● STATED PROBLEM
Locate each line with the string "this" in the listing below and copy it.

— Start —

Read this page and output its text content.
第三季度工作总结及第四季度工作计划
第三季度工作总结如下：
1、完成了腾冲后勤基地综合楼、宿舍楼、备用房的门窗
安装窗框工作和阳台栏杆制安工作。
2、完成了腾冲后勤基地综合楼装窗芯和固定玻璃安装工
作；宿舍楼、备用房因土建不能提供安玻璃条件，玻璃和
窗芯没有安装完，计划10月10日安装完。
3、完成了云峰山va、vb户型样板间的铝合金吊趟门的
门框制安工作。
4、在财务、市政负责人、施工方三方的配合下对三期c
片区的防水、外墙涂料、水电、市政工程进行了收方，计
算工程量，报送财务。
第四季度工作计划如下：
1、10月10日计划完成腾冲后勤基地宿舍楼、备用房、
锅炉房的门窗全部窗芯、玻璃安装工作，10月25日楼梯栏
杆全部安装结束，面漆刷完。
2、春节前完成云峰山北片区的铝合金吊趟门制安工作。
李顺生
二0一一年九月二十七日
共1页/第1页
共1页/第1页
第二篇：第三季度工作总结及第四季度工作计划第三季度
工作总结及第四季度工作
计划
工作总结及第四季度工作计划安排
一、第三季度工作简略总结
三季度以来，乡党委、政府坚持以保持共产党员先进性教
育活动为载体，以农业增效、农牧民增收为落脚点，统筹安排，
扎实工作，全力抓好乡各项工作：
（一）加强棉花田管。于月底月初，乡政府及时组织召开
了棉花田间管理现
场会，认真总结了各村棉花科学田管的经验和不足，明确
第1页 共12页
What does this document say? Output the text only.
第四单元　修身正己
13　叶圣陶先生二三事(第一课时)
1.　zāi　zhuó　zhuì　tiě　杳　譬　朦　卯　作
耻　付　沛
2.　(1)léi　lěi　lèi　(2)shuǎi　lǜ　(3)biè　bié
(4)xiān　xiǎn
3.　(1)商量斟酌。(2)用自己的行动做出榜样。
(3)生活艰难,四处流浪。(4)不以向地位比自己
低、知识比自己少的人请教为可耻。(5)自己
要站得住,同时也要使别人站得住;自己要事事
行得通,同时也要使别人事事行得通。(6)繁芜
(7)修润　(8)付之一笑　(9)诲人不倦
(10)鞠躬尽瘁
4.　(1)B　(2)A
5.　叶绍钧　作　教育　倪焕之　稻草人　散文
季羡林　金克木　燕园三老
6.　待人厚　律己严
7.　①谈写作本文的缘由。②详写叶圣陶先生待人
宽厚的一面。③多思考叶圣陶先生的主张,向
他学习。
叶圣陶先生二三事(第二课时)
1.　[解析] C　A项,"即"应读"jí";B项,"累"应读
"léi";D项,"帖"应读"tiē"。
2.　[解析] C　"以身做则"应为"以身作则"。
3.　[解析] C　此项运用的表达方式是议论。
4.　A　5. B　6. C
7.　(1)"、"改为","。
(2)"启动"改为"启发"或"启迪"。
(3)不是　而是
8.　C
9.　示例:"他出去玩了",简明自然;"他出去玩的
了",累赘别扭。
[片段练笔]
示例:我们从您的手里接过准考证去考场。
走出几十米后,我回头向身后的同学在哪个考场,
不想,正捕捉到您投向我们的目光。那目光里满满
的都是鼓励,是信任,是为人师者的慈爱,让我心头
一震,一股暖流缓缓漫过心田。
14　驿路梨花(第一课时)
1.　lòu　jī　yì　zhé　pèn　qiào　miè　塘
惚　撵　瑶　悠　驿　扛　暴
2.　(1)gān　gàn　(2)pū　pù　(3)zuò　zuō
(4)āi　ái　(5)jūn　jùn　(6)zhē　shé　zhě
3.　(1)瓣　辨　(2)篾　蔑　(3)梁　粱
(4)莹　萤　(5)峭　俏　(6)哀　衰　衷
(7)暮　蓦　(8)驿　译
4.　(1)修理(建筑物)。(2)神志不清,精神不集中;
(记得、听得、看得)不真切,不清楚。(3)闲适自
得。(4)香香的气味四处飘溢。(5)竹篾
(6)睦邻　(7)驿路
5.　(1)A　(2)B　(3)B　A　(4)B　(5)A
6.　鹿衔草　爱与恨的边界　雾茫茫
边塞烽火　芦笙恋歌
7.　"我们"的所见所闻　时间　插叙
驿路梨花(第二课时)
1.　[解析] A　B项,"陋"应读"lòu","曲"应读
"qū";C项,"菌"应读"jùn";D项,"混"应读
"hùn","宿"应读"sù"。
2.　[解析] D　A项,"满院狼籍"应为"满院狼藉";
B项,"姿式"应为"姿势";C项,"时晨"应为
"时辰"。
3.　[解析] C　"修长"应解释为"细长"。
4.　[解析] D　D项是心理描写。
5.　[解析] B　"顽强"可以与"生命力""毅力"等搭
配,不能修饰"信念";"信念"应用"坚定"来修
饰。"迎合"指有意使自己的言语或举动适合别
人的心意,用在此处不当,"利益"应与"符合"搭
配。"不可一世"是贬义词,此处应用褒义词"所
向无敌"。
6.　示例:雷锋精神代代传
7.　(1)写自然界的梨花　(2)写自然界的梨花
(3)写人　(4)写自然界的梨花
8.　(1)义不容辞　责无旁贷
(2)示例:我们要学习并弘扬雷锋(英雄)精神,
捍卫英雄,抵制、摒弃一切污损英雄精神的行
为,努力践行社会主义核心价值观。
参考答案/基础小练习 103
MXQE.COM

— End —

● ANSWER
Read this page and output its text content.
What does this document say? Output the text only.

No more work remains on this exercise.